READING PASSAGE:
* START *

Nor can we find proof of catastrophic discontinuity when we examine
fossil plants and fossil animals. On the contrary, we find a progressive
development of organic life at successive geological periods.
In Palaeozoic strata the entire want of plants of the most complex
organisation is very striking, for not a single dicotyledonous
angiosperm has yet been found, and only one undoubted monocotyledon. In
Secondary, or Mesozoic, times, palms and some other monocotyledons
appeared; but not till the Upper Cretaceous era do we meet with the
principal classes and orders of the vegetable kingdom as now known.
Through the Tertiary ages the forms were perpetually changing, but
always becoming more and more like, generically and specifically, to
those now in being. On the whole, therefore, we find progressive
development of plant life in the course of the ages.
In the case of animal life, progression is equally evident.

* END *

SUPPLIED INFORMATION:
* START *

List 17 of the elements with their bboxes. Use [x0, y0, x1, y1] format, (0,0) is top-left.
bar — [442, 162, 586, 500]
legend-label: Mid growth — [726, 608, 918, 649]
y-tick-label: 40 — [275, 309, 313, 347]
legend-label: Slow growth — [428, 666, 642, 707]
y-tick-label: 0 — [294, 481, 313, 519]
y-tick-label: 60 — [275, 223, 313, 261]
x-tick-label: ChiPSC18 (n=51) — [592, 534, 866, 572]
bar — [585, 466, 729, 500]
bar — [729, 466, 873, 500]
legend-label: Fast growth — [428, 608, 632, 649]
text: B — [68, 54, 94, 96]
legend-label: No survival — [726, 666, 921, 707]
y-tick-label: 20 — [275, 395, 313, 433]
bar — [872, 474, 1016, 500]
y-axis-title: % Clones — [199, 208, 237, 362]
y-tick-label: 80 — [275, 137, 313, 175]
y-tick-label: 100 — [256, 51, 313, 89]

* END *
* START *

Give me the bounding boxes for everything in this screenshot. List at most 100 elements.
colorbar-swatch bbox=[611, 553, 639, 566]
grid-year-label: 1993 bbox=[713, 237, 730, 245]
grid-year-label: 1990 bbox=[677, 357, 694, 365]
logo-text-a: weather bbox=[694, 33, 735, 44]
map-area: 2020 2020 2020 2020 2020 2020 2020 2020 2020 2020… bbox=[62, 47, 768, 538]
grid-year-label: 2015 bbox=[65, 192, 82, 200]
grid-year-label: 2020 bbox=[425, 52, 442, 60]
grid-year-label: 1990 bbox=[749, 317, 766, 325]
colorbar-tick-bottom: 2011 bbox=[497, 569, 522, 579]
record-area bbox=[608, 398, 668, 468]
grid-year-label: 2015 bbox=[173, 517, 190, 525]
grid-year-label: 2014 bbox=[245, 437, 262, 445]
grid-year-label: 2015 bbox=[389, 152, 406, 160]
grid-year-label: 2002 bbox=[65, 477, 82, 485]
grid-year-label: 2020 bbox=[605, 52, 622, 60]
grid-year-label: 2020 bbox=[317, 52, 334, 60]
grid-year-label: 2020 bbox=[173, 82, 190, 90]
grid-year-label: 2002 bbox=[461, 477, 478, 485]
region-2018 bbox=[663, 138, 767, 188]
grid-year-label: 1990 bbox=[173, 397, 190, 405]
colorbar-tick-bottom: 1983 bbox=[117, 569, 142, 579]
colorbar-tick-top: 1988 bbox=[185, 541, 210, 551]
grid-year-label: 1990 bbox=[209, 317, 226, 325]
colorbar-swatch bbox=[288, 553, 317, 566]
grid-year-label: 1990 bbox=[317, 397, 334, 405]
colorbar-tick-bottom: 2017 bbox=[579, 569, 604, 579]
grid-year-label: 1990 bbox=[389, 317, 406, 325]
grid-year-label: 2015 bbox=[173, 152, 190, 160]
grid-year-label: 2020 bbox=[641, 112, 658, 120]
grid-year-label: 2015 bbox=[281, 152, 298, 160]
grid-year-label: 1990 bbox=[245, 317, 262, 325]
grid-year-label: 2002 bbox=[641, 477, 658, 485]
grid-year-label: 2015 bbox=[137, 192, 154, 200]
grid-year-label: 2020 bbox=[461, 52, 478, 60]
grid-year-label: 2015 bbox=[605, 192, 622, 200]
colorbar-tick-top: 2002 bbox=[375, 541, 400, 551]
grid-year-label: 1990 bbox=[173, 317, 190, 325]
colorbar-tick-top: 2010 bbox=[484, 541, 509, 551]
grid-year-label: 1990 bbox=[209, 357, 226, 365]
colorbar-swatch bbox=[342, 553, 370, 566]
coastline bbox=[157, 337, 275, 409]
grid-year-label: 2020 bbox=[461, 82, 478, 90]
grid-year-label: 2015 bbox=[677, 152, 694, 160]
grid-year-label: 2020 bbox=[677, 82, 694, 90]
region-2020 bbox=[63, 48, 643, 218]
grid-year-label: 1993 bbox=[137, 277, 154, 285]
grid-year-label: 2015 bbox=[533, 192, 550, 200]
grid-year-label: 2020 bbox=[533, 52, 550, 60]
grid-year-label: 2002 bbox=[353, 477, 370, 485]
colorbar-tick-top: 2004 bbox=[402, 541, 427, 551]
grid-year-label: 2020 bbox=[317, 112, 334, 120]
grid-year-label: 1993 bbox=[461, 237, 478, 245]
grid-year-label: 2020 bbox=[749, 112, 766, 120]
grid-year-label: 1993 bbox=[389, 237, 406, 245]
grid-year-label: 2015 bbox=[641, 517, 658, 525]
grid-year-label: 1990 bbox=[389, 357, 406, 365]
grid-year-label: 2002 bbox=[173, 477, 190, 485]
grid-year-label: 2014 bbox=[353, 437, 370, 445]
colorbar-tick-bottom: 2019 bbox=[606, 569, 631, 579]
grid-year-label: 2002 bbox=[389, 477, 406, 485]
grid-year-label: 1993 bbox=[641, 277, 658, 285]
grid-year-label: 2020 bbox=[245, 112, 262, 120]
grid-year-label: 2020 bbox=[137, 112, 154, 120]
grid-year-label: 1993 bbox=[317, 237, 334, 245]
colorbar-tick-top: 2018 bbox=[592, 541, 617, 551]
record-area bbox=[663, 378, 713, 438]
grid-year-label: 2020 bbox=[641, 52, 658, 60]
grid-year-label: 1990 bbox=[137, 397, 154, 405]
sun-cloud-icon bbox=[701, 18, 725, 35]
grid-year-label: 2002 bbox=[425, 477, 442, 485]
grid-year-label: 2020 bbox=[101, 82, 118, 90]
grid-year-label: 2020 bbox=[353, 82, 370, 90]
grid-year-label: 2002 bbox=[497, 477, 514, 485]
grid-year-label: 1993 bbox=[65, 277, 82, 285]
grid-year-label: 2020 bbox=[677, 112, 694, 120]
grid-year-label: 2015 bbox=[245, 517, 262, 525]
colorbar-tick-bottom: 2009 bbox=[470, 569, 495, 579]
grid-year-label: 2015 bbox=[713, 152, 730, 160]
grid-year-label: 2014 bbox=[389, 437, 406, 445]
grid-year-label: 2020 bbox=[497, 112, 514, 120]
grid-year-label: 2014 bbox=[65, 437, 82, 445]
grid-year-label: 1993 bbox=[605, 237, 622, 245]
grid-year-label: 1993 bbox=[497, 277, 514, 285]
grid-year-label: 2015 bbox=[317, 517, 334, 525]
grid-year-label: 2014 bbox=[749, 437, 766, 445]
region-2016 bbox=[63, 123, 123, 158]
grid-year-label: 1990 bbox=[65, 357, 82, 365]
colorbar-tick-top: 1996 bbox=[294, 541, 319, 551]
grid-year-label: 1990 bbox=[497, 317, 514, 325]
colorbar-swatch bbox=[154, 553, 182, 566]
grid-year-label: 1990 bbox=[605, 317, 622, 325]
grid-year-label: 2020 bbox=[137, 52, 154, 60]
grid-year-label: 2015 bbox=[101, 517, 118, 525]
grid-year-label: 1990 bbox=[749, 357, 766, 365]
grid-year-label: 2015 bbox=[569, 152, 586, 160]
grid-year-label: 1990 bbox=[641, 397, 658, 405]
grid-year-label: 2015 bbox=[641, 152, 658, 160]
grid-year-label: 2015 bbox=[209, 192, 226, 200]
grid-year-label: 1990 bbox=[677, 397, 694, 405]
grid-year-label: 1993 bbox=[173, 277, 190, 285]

* END *

EXERCISE DIRECTIONS: Pick up the passage on the progressive development of fossil life after its last sentence, "In the case of animal life, progression is equally evident." The material plays no part in what comes next.

EXERCISE ANSWER:
Palaeontological research leads to the conclusion that the invertebrate
animals flourished before the vertebrate, and that in the latter class
fish, reptiles, birds, and mammalia made their appearance in a
chronological order analogous to that in which they would be arranged
zoologically according to an advancing scale of perfection in their
organisation. In regard to the mammalia themselves, they have been
divided by Professor Owen into four sub-classes by reference to
modifications of their brain. The two lowest are met with in the
Secondary strata. The next in grade is found in Tertiary strata. And the
highest of all, of which man is the sole representative, has not yet
been detected in deposits older than the Post-Tertiary.